* **Problem details**
Select every line containing the word "josta" from the material, and copy those lines.

====== Data shown

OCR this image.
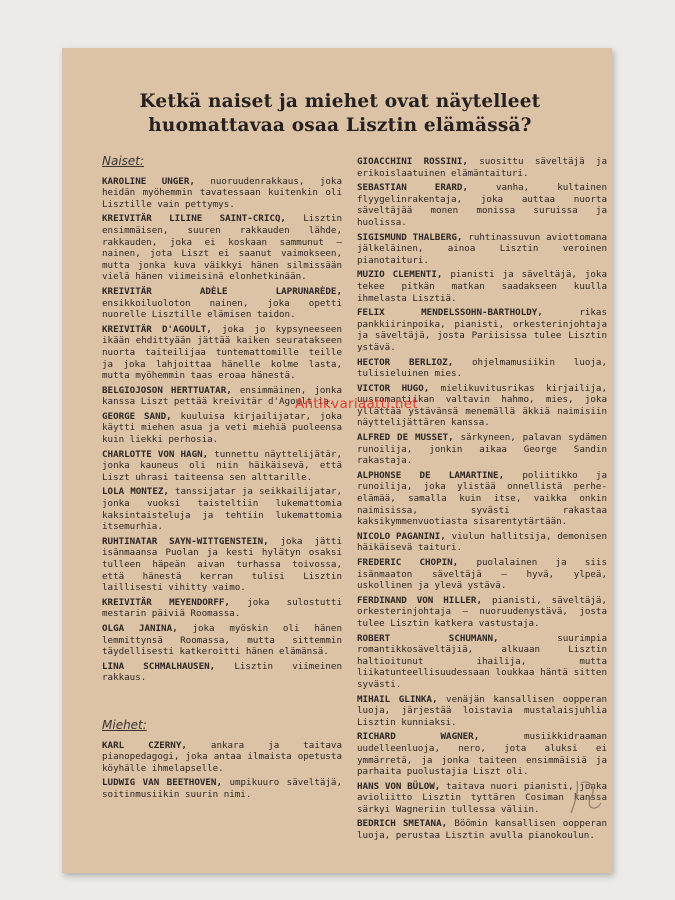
Ketkä naiset ja miehet ovat näytelleet
huomattavaa osaa Lisztin elämässä?
Naiset:
KAROLINE UNGER, nuoruudenrakkaus, joka heidän myöhemmin tavatessaan kuitenkin oli Lisztille vain pettymys.
KREIVITÄR LILINE SAINT-CRICQ, Lisztin ensimmäisen, suuren rakkauden lähde, rakkauden, joka ei koskaan sammunut — nainen, jota Liszt ei saanut vaimokseen, mutta jonka kuva väikkyi hänen silmissään vielä hänen viimeisinä elonhetkinään.
KREIVITÄR ADÈLE LAPRUNARÈDE, ensikkoiluoloton nainen, joka opetti nuorelle Lisztille elämisen taidon.
KREIVITÄR D'AGOULT, joka jo kypsyneeseen ikään ehdittyään jättää kaiken seuratakseen nuorta taiteilijaa tuntemattomille teille ja joka lahjoittaa hänelle kolme lasta, mutta myöhemmin taas eroaa hänestä.
BELGIOJOSON HERTTUATAR, ensimmäinen, jonka kanssa Liszt pettää kreivitär d'Agoult'ia.
GEORGE SAND, kuuluisa kirjailijatar, joka käytti miehen asua ja veti miehiä puoleensa kuin liekki perhosia.
CHARLOTTE VON HAGN, tunnettu näyttelijätär, jonka kauneus oli niin häikäisevä, että Liszt uhrasi taiteensa sen alttarille.
LOLA MONTEZ, tanssijatar ja seikkailijatar, jonka vuoksi taisteltiin lukemattomia kaksintaisteluja ja tehtiin lukemattomia itsemurhia.
RUHTINATAR SAYN-WITTGENSTEIN, joka jätti isänmaansa Puolan ja kesti hylätyn osaksi tulleen häpeän aivan turhassa toivossa, että hänestä kerran tulisi Lisztin laillisesti vihitty vaimo.
KREIVITÄR MEYENDORFF, joka sulostutti mestarin päiviä Roomassa.
OLGA JANINA, joka myöskin oli hänen lemmittynsä Roomassa, mutta sittemmin täydellisesti katkeroitti hänen elämänsä.
LINA SCHMALHAUSEN, Lisztin viimeinen rakkaus.
Miehet:
KARL CZERNY, ankara ja taitava pianopedagogi, joka antaa ilmaista opetusta köyhälle ihmelapselle.
LUDWIG VAN BEETHOVEN, umpikuuro säveltäjä, soitinmusiikin suurin nimi.
GIOACCHINI ROSSINI, suosittu säveltäjä ja erikoislaatuinen elämäntaituri.
SEBASTIAN ERARD, vanha, kultainen flyygelinrakentaja, joka auttaa nuorta säveltäjää monen monissa suruissa ja huolissa.
SIGISMUND THALBERG, ruhtinassuvun aviottomana jälkeläinen, ainoa Lisztin veroinen pianotaituri.
MUZIO CLEMENTI, pianisti ja säveltäjä, joka tekee pitkän matkan saadakseen kuulla ihmelasta Lisztiä.
FELIX MENDELSSOHN-BARTHOLDY, rikas pankkiirinpoika, pianisti, orkesterinjohtaja ja säveltäjä, josta Pariisissa tulee Lisztin ystävä.
HECTOR BERLIOZ, ohjelmamusiikin luoja, tulisieluinen mies.
VICTOR HUGO, mielikuvitusrikas kirjailija, uusromantiikan valtavin hahmo, mies, joka yllättää ystävänsä menemällä äkkiä naimisiin näyttelijättären kanssa.
ALFRED DE MUSSET, särkyneen, palavan sydämen runoilija, jonkin aikaa George Sandin rakastaja.
ALPHONSE DE LAMARTINE, poliitikko ja runoilija, joka ylistää onnellistä perhe-elämää, samalla kuin itse, vaikka onkin naimisissa, syvästi rakastaa kaksikymmenvuotiasta sisarentytärtään.
NICOLO PAGANINI, viulun hallitsija, demonisen häikäisevä taituri.
FREDERIC CHOPIN, puolalainen ja siis isänmaaton säveltäjä — hyvä, ylpeä, uskollinen ja ylevä ystävä.
FERDINAND VON HILLER, pianisti, säveltäjä, orkesterinjohtaja — nuoruudenystävä, josta tulee Lisztin katkera vastustaja.
ROBERT SCHUMANN, suurimpia romantikkosäveltäjiä, alkuaan Lisztin haltioitunut ihailija, mutta liikatunteellisuudessaan loukkaa häntä sitten syvästi.
MIHAIL GLINKA, venäjän kansallisen oopperan luoja, järjestää loistavia mustalaisjuhlia Lisztin kunniaksi.
RICHARD WAGNER, musiikkidraaman uudelleenluoja, nero, jota aluksi ei ymmärretä, ja jonka taiteen ensimmäisiä ja parhaita puolustajia Liszt oli.
HANS VON BÜLOW, taitava nuori pianisti, jonka avioliitto Lisztin tyttären Cosiman kanssa särkyi Wagneriin tullessa väliin.
BEDRICH SMETANA, Böömin kansallisen oopperan luoja, perustaa Lisztin avulla pianokoulun.
Antikvariaatti.net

============

* **Task response**
FELIX MENDELSSOHN-BARTHOLDY, rikas pankkiirinpoika, pianisti, orkesterinjohtaja ja säveltäjä, josta Pariisissa tulee Lisztin ystävä.
FERDINAND VON HILLER, pianisti, säveltäjä, orkesterinjohtaja — nuoruudenystävä, josta tulee Lisztin katkera vastustaja.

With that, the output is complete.